▶ What is asked
Return all lines with the word "this" in them.

========

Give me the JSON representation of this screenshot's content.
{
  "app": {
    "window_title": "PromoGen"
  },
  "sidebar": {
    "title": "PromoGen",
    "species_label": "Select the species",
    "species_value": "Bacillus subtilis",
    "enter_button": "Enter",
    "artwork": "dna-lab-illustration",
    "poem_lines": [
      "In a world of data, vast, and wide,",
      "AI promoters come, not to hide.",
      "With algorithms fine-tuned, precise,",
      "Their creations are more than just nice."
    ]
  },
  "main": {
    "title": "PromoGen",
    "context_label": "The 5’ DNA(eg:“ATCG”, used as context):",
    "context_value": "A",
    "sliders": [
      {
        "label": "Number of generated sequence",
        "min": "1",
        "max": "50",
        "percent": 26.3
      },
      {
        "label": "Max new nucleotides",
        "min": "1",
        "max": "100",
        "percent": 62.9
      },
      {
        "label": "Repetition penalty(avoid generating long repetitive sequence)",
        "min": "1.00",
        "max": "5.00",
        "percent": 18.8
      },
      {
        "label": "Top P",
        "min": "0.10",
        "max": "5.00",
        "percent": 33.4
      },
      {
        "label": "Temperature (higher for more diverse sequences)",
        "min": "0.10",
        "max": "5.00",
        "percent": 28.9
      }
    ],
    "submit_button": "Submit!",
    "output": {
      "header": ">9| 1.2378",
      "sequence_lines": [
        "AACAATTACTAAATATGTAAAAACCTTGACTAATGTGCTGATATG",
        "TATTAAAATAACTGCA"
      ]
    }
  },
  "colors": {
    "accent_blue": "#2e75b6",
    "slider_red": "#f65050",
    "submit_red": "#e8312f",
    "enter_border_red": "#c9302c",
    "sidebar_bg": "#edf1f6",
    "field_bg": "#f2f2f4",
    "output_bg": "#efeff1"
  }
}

========

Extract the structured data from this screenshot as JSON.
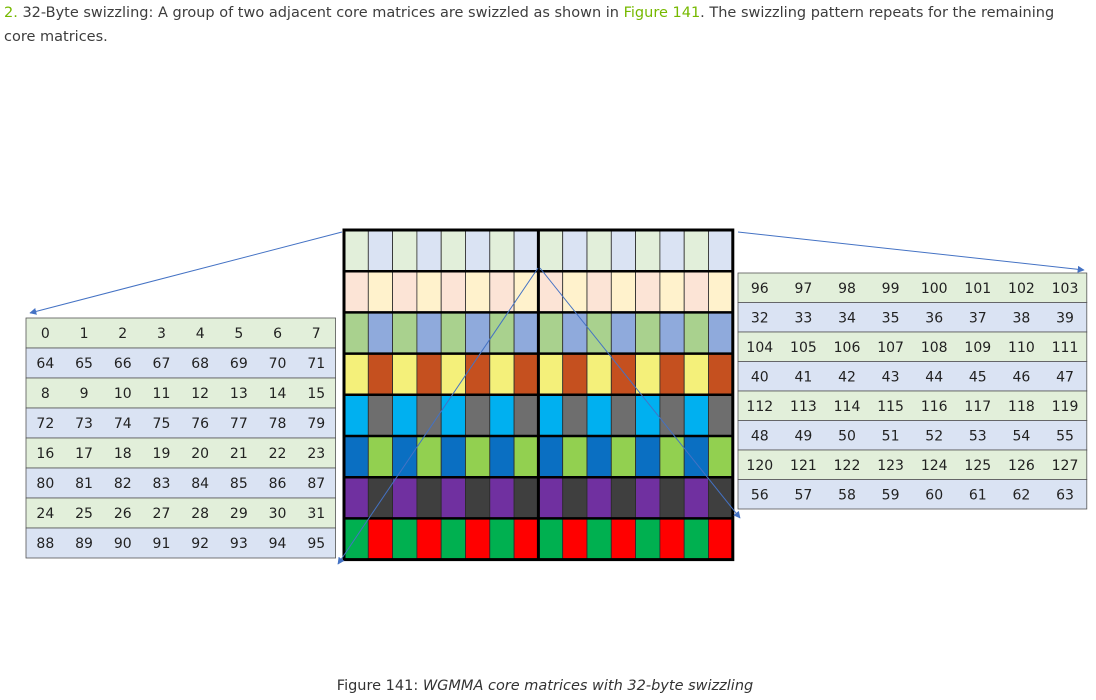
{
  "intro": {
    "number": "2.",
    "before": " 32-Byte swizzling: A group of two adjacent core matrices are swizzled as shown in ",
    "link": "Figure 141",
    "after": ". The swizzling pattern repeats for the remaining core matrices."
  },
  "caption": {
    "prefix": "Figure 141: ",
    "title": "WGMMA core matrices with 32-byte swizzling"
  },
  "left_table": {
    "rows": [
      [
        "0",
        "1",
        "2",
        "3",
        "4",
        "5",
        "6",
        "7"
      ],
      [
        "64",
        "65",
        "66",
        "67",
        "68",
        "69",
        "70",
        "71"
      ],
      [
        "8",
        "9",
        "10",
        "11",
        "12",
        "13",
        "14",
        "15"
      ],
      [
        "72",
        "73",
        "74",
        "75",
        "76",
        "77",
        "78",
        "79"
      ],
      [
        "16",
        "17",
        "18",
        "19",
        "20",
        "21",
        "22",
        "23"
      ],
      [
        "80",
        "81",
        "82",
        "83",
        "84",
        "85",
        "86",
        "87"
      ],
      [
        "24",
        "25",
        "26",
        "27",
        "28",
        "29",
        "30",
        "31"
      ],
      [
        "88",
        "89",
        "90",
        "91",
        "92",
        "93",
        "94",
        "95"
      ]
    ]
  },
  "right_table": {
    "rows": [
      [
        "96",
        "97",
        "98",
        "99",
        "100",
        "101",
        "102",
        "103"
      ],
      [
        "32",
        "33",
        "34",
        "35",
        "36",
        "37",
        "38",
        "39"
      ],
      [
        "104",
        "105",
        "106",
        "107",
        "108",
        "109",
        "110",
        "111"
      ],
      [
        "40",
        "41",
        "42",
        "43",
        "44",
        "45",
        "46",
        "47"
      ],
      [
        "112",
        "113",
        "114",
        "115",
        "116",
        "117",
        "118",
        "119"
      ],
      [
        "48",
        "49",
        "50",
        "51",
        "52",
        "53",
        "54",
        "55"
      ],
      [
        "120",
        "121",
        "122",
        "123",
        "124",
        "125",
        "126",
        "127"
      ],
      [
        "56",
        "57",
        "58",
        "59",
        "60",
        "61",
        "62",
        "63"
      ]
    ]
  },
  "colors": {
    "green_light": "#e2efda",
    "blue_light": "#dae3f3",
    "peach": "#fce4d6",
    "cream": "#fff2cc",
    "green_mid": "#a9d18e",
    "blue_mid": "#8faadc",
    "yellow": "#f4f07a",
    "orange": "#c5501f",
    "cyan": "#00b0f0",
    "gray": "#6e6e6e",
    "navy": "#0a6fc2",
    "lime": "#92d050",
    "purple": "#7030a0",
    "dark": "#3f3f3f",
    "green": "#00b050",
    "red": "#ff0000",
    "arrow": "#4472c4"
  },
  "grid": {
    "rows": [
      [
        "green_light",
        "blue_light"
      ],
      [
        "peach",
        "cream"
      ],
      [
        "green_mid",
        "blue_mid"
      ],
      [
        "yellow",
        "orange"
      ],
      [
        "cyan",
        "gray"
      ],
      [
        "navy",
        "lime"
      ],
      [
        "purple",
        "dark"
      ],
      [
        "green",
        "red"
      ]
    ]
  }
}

========

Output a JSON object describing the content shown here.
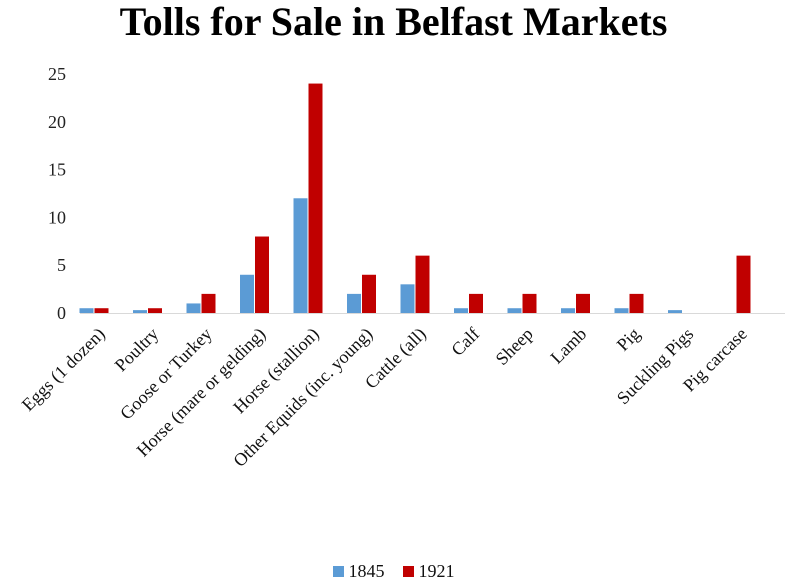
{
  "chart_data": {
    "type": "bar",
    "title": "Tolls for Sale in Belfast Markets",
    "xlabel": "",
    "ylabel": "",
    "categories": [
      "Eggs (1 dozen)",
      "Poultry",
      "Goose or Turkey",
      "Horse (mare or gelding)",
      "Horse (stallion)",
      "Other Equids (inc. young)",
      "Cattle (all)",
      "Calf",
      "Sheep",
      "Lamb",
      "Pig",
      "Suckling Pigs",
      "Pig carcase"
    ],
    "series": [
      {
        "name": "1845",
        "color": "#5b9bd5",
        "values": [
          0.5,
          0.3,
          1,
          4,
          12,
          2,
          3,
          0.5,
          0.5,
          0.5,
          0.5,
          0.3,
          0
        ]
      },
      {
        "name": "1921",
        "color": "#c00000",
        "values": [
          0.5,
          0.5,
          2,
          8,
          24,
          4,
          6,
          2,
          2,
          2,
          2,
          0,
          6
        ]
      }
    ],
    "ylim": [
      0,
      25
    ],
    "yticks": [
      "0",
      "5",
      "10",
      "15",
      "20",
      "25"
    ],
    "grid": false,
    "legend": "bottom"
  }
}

========

▶ Written reply
Give me the JSON representation of this screenshot's content.
Extract the structured data from this screenshot as JSON.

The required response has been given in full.